| RECORDS SHOWN |
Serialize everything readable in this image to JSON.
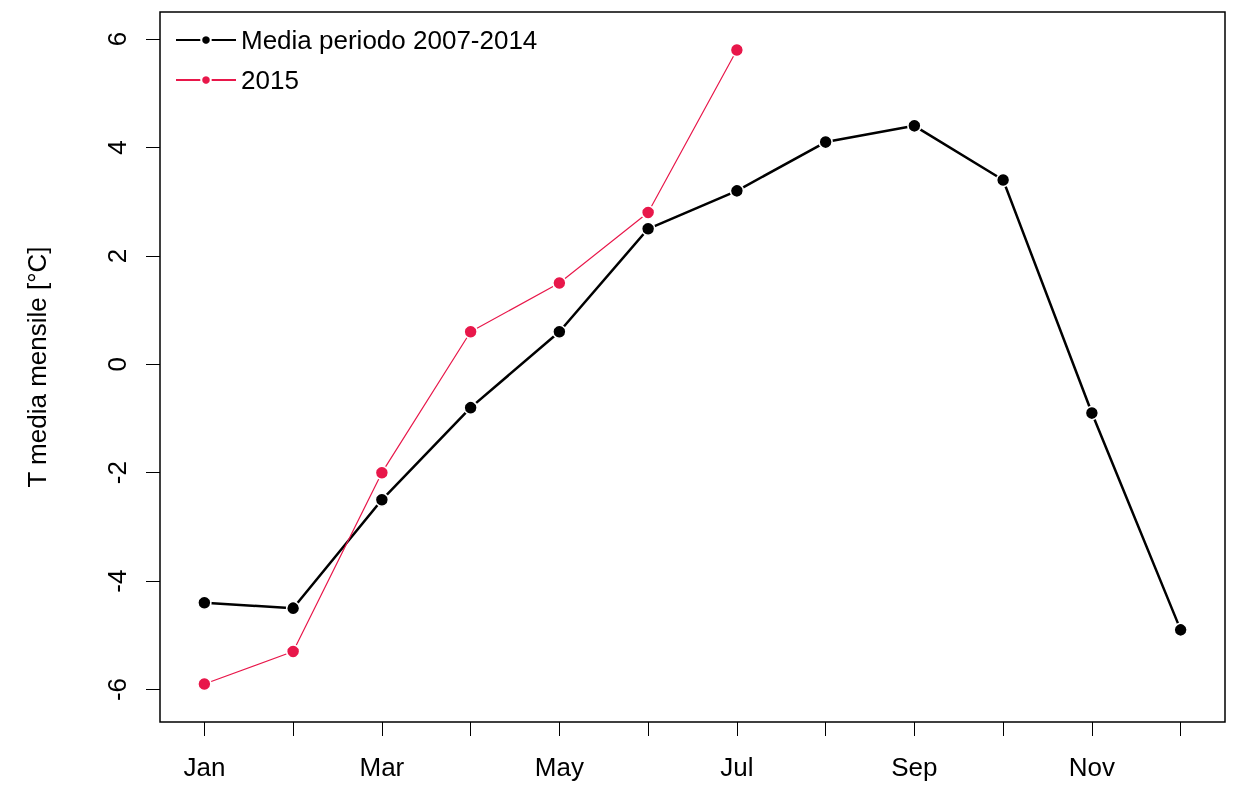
{
  "chart_data": {
    "type": "line",
    "ylabel": "T media mensile [°C]",
    "categories": [
      "Jan",
      null,
      "Mar",
      null,
      "May",
      null,
      "Jul",
      null,
      "Sep",
      null,
      "Nov",
      null
    ],
    "series": [
      {
        "name": "Media periodo 2007-2014",
        "color": "#000000",
        "values": [
          -4.4,
          -4.5,
          -2.5,
          -0.8,
          0.6,
          2.5,
          3.2,
          4.1,
          4.4,
          3.4,
          -0.9,
          -4.9
        ]
      },
      {
        "name": "2015",
        "color": "#e8174a",
        "values": [
          -5.9,
          -5.3,
          -2.0,
          0.6,
          1.5,
          2.8,
          5.8,
          null,
          null,
          null,
          null,
          null
        ]
      }
    ],
    "ylim": [
      -6.6,
      6.5
    ],
    "yticks": [
      -6,
      -4,
      -2,
      0,
      2,
      4,
      6
    ],
    "grid": false,
    "legend": "top left",
    "marker": "circle",
    "line_style": "solid"
  }
}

| STATED GOAL |
Omit the images and transcribe all of the records above word for word.

| RESPONSE BELOW |
Serialize everything readable in this image to JSON.
{
  "chart_data": {
    "type": "line",
    "ylabel": "T media mensile [°C]",
    "categories": [
      "Jan",
      null,
      "Mar",
      null,
      "May",
      null,
      "Jul",
      null,
      "Sep",
      null,
      "Nov",
      null
    ],
    "series": [
      {
        "name": "Media periodo 2007-2014",
        "color": "#000000",
        "values": [
          -4.4,
          -4.5,
          -2.5,
          -0.8,
          0.6,
          2.5,
          3.2,
          4.1,
          4.4,
          3.4,
          -0.9,
          -4.9
        ]
      },
      {
        "name": "2015",
        "color": "#e8174a",
        "values": [
          -5.9,
          -5.3,
          -2.0,
          0.6,
          1.5,
          2.8,
          5.8,
          null,
          null,
          null,
          null,
          null
        ]
      }
    ],
    "ylim": [
      -6.6,
      6.5
    ],
    "yticks": [
      -6,
      -4,
      -2,
      0,
      2,
      4,
      6
    ],
    "grid": false,
    "legend": "top left",
    "marker": "circle",
    "line_style": "solid"
  }
}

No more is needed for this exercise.